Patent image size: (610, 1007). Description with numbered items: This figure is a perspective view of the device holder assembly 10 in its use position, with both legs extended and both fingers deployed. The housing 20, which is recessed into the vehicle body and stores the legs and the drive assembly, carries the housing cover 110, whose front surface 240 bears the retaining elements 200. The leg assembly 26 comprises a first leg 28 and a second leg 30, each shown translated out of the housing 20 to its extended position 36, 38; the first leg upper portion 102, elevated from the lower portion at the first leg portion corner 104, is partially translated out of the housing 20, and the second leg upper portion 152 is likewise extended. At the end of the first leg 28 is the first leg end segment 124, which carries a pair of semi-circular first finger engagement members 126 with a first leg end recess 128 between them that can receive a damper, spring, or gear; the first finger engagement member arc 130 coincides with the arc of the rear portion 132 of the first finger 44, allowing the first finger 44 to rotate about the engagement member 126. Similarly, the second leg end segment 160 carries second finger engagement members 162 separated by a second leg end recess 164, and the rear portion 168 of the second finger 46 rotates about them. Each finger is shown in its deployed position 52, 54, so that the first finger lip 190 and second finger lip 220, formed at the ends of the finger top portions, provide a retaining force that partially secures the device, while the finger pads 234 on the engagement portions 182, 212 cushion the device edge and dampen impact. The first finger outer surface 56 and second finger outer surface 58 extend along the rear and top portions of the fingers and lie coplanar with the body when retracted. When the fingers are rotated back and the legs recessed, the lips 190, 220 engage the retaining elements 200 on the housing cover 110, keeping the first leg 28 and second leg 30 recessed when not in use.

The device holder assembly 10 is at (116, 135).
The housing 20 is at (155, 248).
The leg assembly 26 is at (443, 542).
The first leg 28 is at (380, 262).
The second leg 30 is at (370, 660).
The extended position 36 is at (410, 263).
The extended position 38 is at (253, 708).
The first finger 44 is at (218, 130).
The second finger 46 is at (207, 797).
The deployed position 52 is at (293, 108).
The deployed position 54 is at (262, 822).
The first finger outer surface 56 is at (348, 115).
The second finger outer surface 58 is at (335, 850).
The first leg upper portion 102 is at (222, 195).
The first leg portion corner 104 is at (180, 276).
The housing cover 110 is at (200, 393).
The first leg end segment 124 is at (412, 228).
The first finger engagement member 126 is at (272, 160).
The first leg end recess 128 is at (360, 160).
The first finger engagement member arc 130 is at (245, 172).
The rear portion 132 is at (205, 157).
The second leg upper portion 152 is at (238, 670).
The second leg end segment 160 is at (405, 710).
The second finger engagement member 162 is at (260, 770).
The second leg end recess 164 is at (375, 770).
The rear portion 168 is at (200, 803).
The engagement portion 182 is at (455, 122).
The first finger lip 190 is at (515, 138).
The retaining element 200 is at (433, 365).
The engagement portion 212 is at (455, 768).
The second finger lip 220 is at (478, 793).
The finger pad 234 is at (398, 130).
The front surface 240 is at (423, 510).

- **What you will do**
Retype all of the records above line for line, without changing anything.

- **Solved problem**
Patent image size: (610, 1007). Description with numbered items: This figure is a perspective view of the device holder assembly 10 in its use position, with both legs extended and both fingers deployed. The housing 20, which is recessed into the vehicle body and stores the legs and the drive assembly, carries the housing cover 110, whose front surface 240 bears the retaining elements 200. The leg assembly 26 comprises a first leg 28 and a second leg 30, each shown translated out of the housing 20 to its extended position 36, 38; the first leg upper portion 102, elevated from the lower portion at the first leg portion corner 104, is partially translated out of the housing 20, and the second leg upper portion 152 is likewise extended. At the end of the first leg 28 is the first leg end segment 124, which carries a pair of semi-circular first finger engagement members 126 with a first leg end recess 128 between them that can receive a damper, spring, or gear; the first finger engagement member arc 130 coincides with the arc of the rear portion 132 of the first finger 44, allowing the first finger 44 to rotate about the engagement member 126. Similarly, the second leg end segment 160 carries second finger engagement members 162 separated by a second leg end recess 164, and the rear portion 168 of the second finger 46 rotates about them. Each finger is shown in its deployed position 52, 54, so that the first finger lip 190 and second finger lip 220, formed at the ends of the finger top portions, provide a retaining force that partially secures the device, while the finger pads 234 on the engagement portions 182, 212 cushion the device edge and dampen impact. The first finger outer surface 56 and second finger outer surface 58 extend along the rear and top portions of the fingers and lie coplanar with the body when retracted. When the fingers are rotated back and the legs recessed, the lips 190, 220 engage the retaining elements 200 on the housing cover 110, keeping the first leg 28 and second leg 30 recessed when not in use.

The device holder assembly 10 is at (116, 135).
The housing 20 is at (155, 248).
The leg assembly 26 is at (443, 542).
The first leg 28 is at (380, 262).
The second leg 30 is at (370, 660).
The extended position 36 is at (410, 263).
The extended position 38 is at (253, 708).
The first finger 44 is at (218, 130).
The second finger 46 is at (207, 797).
The deployed position 52 is at (293, 108).
The deployed position 54 is at (262, 822).
The first finger outer surface 56 is at (348, 115).
The second finger outer surface 58 is at (335, 850).
The first leg upper portion 102 is at (222, 195).
The first leg portion corner 104 is at (180, 276).
The housing cover 110 is at (200, 393).
The first leg end segment 124 is at (412, 228).
The first finger engagement member 126 is at (272, 160).
The first leg end recess 128 is at (360, 160).
The first finger engagement member arc 130 is at (245, 172).
The rear portion 132 is at (205, 157).
The second leg upper portion 152 is at (238, 670).
The second leg end segment 160 is at (405, 710).
The second finger engagement member 162 is at (260, 770).
The second leg end recess 164 is at (375, 770).
The rear portion 168 is at (200, 803).
The engagement portion 182 is at (455, 122).
The first finger lip 190 is at (515, 138).
The retaining element 200 is at (433, 365).
The engagement portion 212 is at (455, 768).
The second finger lip 220 is at (478, 793).
The finger pad 234 is at (398, 130).
The front surface 240 is at (423, 510).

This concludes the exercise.